Task objective »
Extract every line of the items below and reproduce each one verbatim.

The records »
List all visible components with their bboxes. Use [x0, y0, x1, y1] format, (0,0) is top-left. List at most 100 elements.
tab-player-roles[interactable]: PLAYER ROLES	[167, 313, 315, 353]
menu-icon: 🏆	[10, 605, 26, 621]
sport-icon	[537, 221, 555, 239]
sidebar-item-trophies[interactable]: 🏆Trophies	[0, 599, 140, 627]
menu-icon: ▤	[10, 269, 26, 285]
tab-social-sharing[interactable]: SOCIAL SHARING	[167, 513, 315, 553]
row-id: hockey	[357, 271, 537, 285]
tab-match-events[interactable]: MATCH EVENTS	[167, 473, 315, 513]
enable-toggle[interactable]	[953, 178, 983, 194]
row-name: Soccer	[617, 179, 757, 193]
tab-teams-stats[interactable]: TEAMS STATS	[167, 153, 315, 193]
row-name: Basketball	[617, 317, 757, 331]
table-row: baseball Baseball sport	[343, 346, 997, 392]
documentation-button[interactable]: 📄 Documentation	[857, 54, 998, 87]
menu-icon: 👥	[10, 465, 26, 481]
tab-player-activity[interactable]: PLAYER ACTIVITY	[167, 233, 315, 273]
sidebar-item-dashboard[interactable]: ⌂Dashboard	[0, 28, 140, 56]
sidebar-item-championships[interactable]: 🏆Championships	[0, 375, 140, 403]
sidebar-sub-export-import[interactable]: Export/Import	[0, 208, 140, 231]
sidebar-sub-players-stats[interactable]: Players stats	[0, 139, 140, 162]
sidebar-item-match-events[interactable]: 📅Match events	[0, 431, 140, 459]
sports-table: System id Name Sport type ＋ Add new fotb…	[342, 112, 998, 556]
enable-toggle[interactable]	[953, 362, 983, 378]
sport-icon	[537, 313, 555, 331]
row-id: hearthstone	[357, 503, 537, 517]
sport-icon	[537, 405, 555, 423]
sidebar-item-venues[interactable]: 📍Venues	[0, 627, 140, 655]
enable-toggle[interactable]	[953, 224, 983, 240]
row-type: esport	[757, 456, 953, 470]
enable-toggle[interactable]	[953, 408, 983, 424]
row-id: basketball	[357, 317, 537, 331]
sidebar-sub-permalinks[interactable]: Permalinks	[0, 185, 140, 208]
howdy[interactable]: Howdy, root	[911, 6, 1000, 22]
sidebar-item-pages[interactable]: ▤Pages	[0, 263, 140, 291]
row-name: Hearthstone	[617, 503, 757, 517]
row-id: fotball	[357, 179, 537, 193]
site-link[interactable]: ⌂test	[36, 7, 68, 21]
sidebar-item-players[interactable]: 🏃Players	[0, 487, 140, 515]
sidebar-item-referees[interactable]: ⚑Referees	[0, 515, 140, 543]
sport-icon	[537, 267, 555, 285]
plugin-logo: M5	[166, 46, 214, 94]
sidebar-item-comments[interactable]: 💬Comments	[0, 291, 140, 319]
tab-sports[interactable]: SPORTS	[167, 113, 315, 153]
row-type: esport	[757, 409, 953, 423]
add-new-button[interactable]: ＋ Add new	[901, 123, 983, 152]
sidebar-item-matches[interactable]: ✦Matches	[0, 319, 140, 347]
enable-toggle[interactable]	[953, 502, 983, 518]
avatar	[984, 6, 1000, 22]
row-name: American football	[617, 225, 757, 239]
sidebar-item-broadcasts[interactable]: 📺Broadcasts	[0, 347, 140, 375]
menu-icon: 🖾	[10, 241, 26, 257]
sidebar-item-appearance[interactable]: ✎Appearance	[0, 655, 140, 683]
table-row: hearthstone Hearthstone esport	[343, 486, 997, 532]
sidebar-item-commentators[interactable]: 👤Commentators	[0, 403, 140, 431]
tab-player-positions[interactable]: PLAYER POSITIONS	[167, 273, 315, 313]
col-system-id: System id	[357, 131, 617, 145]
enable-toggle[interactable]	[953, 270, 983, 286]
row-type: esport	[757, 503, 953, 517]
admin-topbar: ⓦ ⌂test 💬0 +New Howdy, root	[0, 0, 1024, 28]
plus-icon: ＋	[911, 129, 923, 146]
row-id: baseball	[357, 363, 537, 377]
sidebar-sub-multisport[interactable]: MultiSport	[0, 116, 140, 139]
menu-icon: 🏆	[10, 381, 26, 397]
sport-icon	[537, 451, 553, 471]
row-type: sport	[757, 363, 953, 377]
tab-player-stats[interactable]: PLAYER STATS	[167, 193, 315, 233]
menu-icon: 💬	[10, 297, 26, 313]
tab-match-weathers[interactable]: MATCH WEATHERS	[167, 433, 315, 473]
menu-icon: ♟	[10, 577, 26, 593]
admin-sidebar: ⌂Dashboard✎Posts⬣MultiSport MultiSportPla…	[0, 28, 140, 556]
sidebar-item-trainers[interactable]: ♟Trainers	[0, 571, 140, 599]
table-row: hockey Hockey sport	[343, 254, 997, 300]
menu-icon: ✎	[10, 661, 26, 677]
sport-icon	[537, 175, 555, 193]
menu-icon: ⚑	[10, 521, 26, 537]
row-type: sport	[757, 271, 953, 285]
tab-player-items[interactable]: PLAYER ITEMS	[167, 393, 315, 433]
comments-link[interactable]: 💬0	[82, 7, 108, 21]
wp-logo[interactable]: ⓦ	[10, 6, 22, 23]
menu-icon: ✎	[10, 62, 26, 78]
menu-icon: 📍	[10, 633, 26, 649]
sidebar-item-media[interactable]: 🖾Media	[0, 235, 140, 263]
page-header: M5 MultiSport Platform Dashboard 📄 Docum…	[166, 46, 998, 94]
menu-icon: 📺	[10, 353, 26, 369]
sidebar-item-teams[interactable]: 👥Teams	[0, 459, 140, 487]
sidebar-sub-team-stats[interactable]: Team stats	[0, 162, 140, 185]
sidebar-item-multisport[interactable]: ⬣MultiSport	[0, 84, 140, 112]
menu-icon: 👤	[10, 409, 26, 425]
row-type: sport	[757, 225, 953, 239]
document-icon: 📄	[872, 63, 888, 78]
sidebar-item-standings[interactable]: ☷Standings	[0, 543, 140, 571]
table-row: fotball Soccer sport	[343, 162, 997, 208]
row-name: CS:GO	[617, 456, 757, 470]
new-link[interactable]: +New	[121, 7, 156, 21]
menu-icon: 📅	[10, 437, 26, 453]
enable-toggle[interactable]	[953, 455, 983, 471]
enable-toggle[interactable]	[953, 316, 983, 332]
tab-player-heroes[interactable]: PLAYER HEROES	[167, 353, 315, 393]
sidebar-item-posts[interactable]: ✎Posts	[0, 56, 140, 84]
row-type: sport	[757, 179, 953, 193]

The output »
List all visible components with their bboxes. Use [x0, y0, x1, y1] format, (0,0) is top-left. List at most 100 elements.
tab-player-roles[interactable]: PLAYER ROLES	[167, 313, 315, 353]
menu-icon: 🏆	[10, 605, 26, 621]
sport-icon	[537, 221, 555, 239]
sidebar-item-trophies[interactable]: 🏆Trophies	[0, 599, 140, 627]
menu-icon: ▤	[10, 269, 26, 285]
tab-social-sharing[interactable]: SOCIAL SHARING	[167, 513, 315, 553]
row-id: hockey	[357, 271, 537, 285]
tab-match-events[interactable]: MATCH EVENTS	[167, 473, 315, 513]
enable-toggle[interactable]	[953, 178, 983, 194]
row-name: Soccer	[617, 179, 757, 193]
tab-teams-stats[interactable]: TEAMS STATS	[167, 153, 315, 193]
row-name: Basketball	[617, 317, 757, 331]
table-row: baseball Baseball sport	[343, 346, 997, 392]
documentation-button[interactable]: 📄 Documentation	[857, 54, 998, 87]
menu-icon: 👥	[10, 465, 26, 481]
tab-player-activity[interactable]: PLAYER ACTIVITY	[167, 233, 315, 273]
sidebar-item-dashboard[interactable]: ⌂Dashboard	[0, 28, 140, 56]
sidebar-item-championships[interactable]: 🏆Championships	[0, 375, 140, 403]
sidebar-sub-export-import[interactable]: Export/Import	[0, 208, 140, 231]
sidebar-sub-players-stats[interactable]: Players stats	[0, 139, 140, 162]
sidebar-item-match-events[interactable]: 📅Match events	[0, 431, 140, 459]
sports-table: System id Name Sport type ＋ Add new fotb…	[342, 112, 998, 556]
enable-toggle[interactable]	[953, 362, 983, 378]
sport-icon	[537, 313, 555, 331]
row-id: hearthstone	[357, 503, 537, 517]
sport-icon	[537, 405, 555, 423]
sidebar-item-venues[interactable]: 📍Venues	[0, 627, 140, 655]
enable-toggle[interactable]	[953, 224, 983, 240]
row-type: esport	[757, 456, 953, 470]
enable-toggle[interactable]	[953, 408, 983, 424]
row-id: basketball	[357, 317, 537, 331]
sidebar-sub-permalinks[interactable]: Permalinks	[0, 185, 140, 208]
howdy[interactable]: Howdy, root	[911, 6, 1000, 22]
sidebar-item-pages[interactable]: ▤Pages	[0, 263, 140, 291]
row-name: Hearthstone	[617, 503, 757, 517]
row-id: fotball	[357, 179, 537, 193]
site-link[interactable]: ⌂test	[36, 7, 68, 21]
sidebar-item-players[interactable]: 🏃Players	[0, 487, 140, 515]
sidebar-item-referees[interactable]: ⚑Referees	[0, 515, 140, 543]
sport-icon	[537, 267, 555, 285]
plugin-logo: M5	[166, 46, 214, 94]
sidebar-item-comments[interactable]: 💬Comments	[0, 291, 140, 319]
tab-sports[interactable]: SPORTS	[167, 113, 315, 153]
row-type: esport	[757, 409, 953, 423]
add-new-button[interactable]: ＋ Add new	[901, 123, 983, 152]
sidebar-item-matches[interactable]: ✦Matches	[0, 319, 140, 347]
enable-toggle[interactable]	[953, 502, 983, 518]
avatar	[984, 6, 1000, 22]
row-name: American football	[617, 225, 757, 239]
sidebar-item-broadcasts[interactable]: 📺Broadcasts	[0, 347, 140, 375]
menu-icon: 🖾	[10, 241, 26, 257]
sidebar-item-appearance[interactable]: ✎Appearance	[0, 655, 140, 683]
table-row: hearthstone Hearthstone esport	[343, 486, 997, 532]
sidebar-item-commentators[interactable]: 👤Commentators	[0, 403, 140, 431]
tab-player-positions[interactable]: PLAYER POSITIONS	[167, 273, 315, 313]
col-system-id: System id	[357, 131, 617, 145]
enable-toggle[interactable]	[953, 270, 983, 286]
row-type: esport	[757, 503, 953, 517]
admin-topbar: ⓦ ⌂test 💬0 +New Howdy, root	[0, 0, 1024, 28]
plus-icon: ＋	[911, 129, 923, 146]
row-id: baseball	[357, 363, 537, 377]
sidebar-sub-multisport[interactable]: MultiSport	[0, 116, 140, 139]
menu-icon: 🏆	[10, 381, 26, 397]
sport-icon	[537, 451, 553, 471]
row-type: sport	[757, 363, 953, 377]
tab-player-stats[interactable]: PLAYER STATS	[167, 193, 315, 233]
menu-icon: 💬	[10, 297, 26, 313]
tab-match-weathers[interactable]: MATCH WEATHERS	[167, 433, 315, 473]
menu-icon: ♟	[10, 577, 26, 593]
admin-sidebar: ⌂Dashboard✎Posts⬣MultiSport MultiSportPla…	[0, 28, 140, 556]
sidebar-item-trainers[interactable]: ♟Trainers	[0, 571, 140, 599]
table-row: hockey Hockey sport	[343, 254, 997, 300]
menu-icon: ✎	[10, 661, 26, 677]
sport-icon	[537, 175, 555, 193]
menu-icon: ⚑	[10, 521, 26, 537]
row-type: sport	[757, 271, 953, 285]
tab-player-items[interactable]: PLAYER ITEMS	[167, 393, 315, 433]
comments-link[interactable]: 💬0	[82, 7, 108, 21]
wp-logo[interactable]: ⓦ	[10, 6, 22, 23]
menu-icon: ✎	[10, 62, 26, 78]
menu-icon: 📍	[10, 633, 26, 649]
sidebar-item-media[interactable]: 🖾Media	[0, 235, 140, 263]
page-header: M5 MultiSport Platform Dashboard 📄 Docum…	[166, 46, 998, 94]
menu-icon: 📺	[10, 353, 26, 369]
sidebar-item-teams[interactable]: 👥Teams	[0, 459, 140, 487]
sidebar-sub-team-stats[interactable]: Team stats	[0, 162, 140, 185]
sidebar-item-multisport[interactable]: ⬣MultiSport	[0, 84, 140, 112]
menu-icon: 👤	[10, 409, 26, 425]
row-type: sport	[757, 225, 953, 239]
document-icon: 📄	[872, 63, 888, 78]
sidebar-item-standings[interactable]: ☷Standings	[0, 543, 140, 571]
table-row: fotball Soccer sport	[343, 162, 997, 208]
row-name: CS:GO	[617, 456, 757, 470]
new-link[interactable]: +New	[121, 7, 156, 21]
menu-icon: 📅	[10, 437, 26, 453]
enable-toggle[interactable]	[953, 455, 983, 471]
enable-toggle[interactable]	[953, 316, 983, 332]
tab-player-heroes[interactable]: PLAYER HEROES	[167, 353, 315, 393]
sidebar-item-posts[interactable]: ✎Posts	[0, 56, 140, 84]
row-type: sport	[757, 179, 953, 193]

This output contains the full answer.